> Text section

>> Begin

# Painting Steel Siding



## concrete_joe (Oct 6, 2014)

power washing to start (on a hot dry day). wire brush any flaking, etching primer any areas of bare metal. then i would spray oil based paints (primer and paint). prep and primer is key to success. topcoat relies on the primer. but, roller over good prep'd metal is fine, it just uses so much more material though.

Sherwin Williams has a variety of items for the job. you can get 988GBP etching primer (spray can) from automotive paint supply shops.


----------



## ToolSeeker (Sep 19, 2012)

DrHicks said:


> My daughter & her husband want to paint their house. It has the 8" wood grain steel siding that was popular about 30 years ago. White. Stained and dirty, but no flaking or other adhesion problems.
> 
> I know this topic has been kicked around many times, _in bits and pieces_, but...
> 
> ...


For steel siding since you say the paint is not flacking or peeling I would suggest a good scrubbing or pressure washing, just be careful with the pressure you don't want to cause problems. 

After the washing most of the stains may come off. Not knowing what the staining is you may need to spot prime or since the paint is in good shape you may not need to prime at all.

As to the paint I would recommend any of the paint stores. SW, Ben Moore, Porter, Glidden just to name a few.

If you are experienced at spray I would say yes. No experience then brush and roll.


----------



## Jmayspaint (May 4, 2013)

First thing I would do is check the existing paint for oxidation. Rub the palm of your hand across the siding in a few places that get sun exposure. If any chalky material comes off on your hand, it will need to thoroughly removed before painting. 

If it is oxidized, which is likely, pressure washing alone doesn't always work well to remove it. It often takes scrubbing and washing to remove chalk effectively. 

After that if the existing paint is intact, a good acrylic latex should do fine. Spraying metal siding can yield better results and be faster, but I agree with Tool that an inexperienced person would be better off to roll/brush it.


----------



## Gymschu (Dec 12, 2010)

>> End

> Prompt
Reproduce the passage of the steel siding thread from "If it is oxidized, which" up to and including "to roll/brush it.".

Visual layout records:
>> Begin

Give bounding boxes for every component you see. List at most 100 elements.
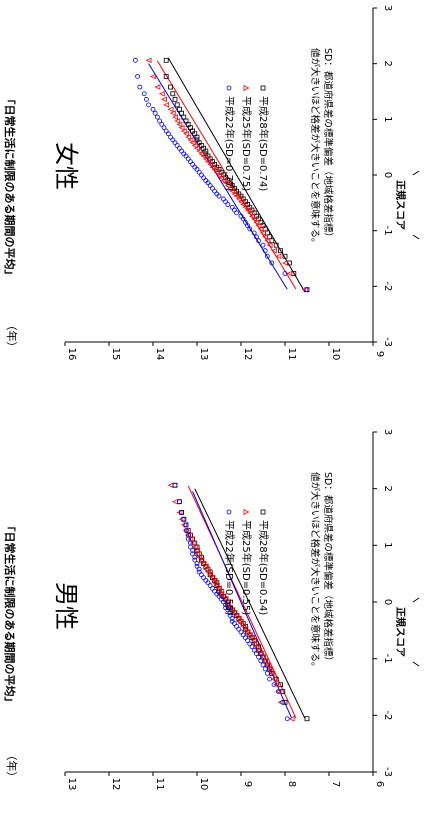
point-triangle [158, 90, 165, 97]
score-tick-label: -1 [382, 226, 393, 236]
point-triangle [275, 253, 282, 260]
score-tick-label: 2 [382, 485, 393, 491]
legend-marker-1 [243, 84, 250, 92]
legend: 平成28年(SD=0.54) 平成25年(SD=0.55) 平成22年(SD=0.5… [223, 508, 270, 615]
point-circle [229, 204, 235, 210]
point-circle [172, 140, 178, 146]
point-triangle [163, 102, 170, 108]
point-square [282, 253, 288, 259]
legend-label: 平成28年(SD=0.54) [257, 520, 270, 615]
point-square [163, 74, 169, 79]
point-circle [284, 716, 290, 722]
point-circle [229, 618, 235, 624]
point-triangle [282, 260, 288, 266]
point-triangle [262, 658, 269, 664]
score-tick-label: -3 [382, 337, 393, 347]
point-circle [275, 689, 281, 694]
point-circle [132, 57, 138, 63]
point-circle [183, 522, 189, 528]
point-circle [253, 651, 259, 656]
sd-note-line: 値が大きいほど格差が大きいことを意味する。 [309, 472, 321, 672]
legend-triangle [243, 508, 250, 516]
point-triangle [185, 532, 192, 538]
sd-note-line: 値が大きいほど格差が大きいことを意味する。 [309, 48, 321, 248]
legend-triangle [243, 84, 250, 92]
legend-label: 平成25年(SD=0.75) [240, 96, 253, 191]
point-square [174, 102, 180, 108]
point-square [194, 137, 200, 143]
point-triangle [288, 715, 295, 722]
chart-1: 910111213141516-3-2-10123平成28年(SD=0.74)平… [3, 5, 420, 361]
point-square [304, 716, 310, 722]
point-circle [247, 641, 253, 647]
point-circle [190, 551, 196, 557]
score-tick-label: 1 [382, 542, 393, 548]
value-tick-label: 14 [154, 348, 165, 361]
point-triangle [169, 110, 176, 117]
point-circle [269, 260, 275, 266]
score-tick-label: -2 [382, 710, 393, 720]
point-circle [253, 234, 259, 240]
point-triangle [251, 641, 258, 647]
point-square [170, 91, 176, 97]
legend: 平成28年(SD=0.74) 平成25年(SD=0.75) 平成22年(SD=0.7… [223, 84, 270, 191]
value-tick-label: 8 [286, 781, 297, 787]
point-circle [174, 143, 180, 148]
point-circle [225, 202, 231, 207]
axis-title-bracket [412, 170, 420, 240]
point-circle [220, 196, 226, 202]
point-square [168, 84, 174, 90]
legend-label: 平成22年(SD=0.55) [223, 520, 236, 615]
legend-marker-1 [243, 508, 250, 516]
point-circle [247, 226, 253, 232]
point-triangle [161, 96, 167, 103]
point-circle [192, 554, 198, 560]
point-circle [231, 207, 237, 213]
point-circle [187, 159, 193, 165]
value-tick-label: 12 [242, 348, 253, 361]
legend-marker-2 [226, 509, 232, 515]
point-triangle [224, 601, 231, 608]
point-circle [264, 253, 270, 259]
point-square [278, 248, 284, 254]
point-circle [143, 96, 149, 102]
point-circle [223, 199, 229, 205]
point-circle [238, 213, 244, 219]
point-circle [267, 676, 273, 682]
legend-square [260, 509, 266, 515]
point-circle [150, 106, 156, 112]
value-tick-label: 7 [330, 781, 341, 787]
point-triangle [154, 84, 161, 90]
point-circle [262, 248, 268, 254]
point-circle [251, 230, 257, 236]
score-tick-label: -2 [382, 281, 393, 291]
legend-marker-0 [260, 509, 266, 515]
point-circle [141, 91, 147, 97]
legend-label: 平成28年(SD=0.74) [257, 96, 270, 191]
y-axis-title: 「日常生活に制限のある期間の平均」 [3, 94, 17, 281]
y-axis-title: 「日常生活に制限のある期間の平均」 [3, 521, 17, 708]
point-circle [146, 102, 152, 108]
point-triangle [266, 666, 273, 672]
fit-line-0 [167, 57, 306, 293]
point-circle [154, 114, 160, 120]
point-circle [161, 125, 167, 131]
point-triangle [271, 676, 277, 682]
point-circle [201, 175, 207, 181]
score-tick-label: 0 [382, 599, 393, 605]
point-circle [183, 528, 189, 533]
point-circle [179, 510, 185, 515]
point-triangle [187, 536, 194, 542]
fit-line-0 [194, 488, 306, 719]
point-triangle [189, 540, 196, 546]
point-circle [159, 121, 165, 127]
legend-circle [226, 85, 232, 91]
point-circle [271, 682, 277, 688]
point-triangle [167, 106, 174, 113]
sd-note-line: SD：都道府県差の標準偏差（地域格差指標） [322, 472, 334, 666]
value-tick-label: 10 [330, 348, 341, 361]
chart-title: 女性 [52, 142, 80, 190]
sd-note-line: SD：都道府県差の標準偏差（地域格差指標） [322, 48, 334, 242]
point-circle [137, 84, 143, 90]
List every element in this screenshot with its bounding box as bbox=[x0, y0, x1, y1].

>> End

> Written response
If it is oxidized, which is likely, pressure washing alone doesn't always work well to remove it. It often takes scrubbing and washing to remove chalk effectively. 

After that if the existing paint is intact, a good acrylic latex should do fine. Spraying metal siding can yield better results and be faster, but I agree with Tool that an inexperienced person would be better off to roll/brush it.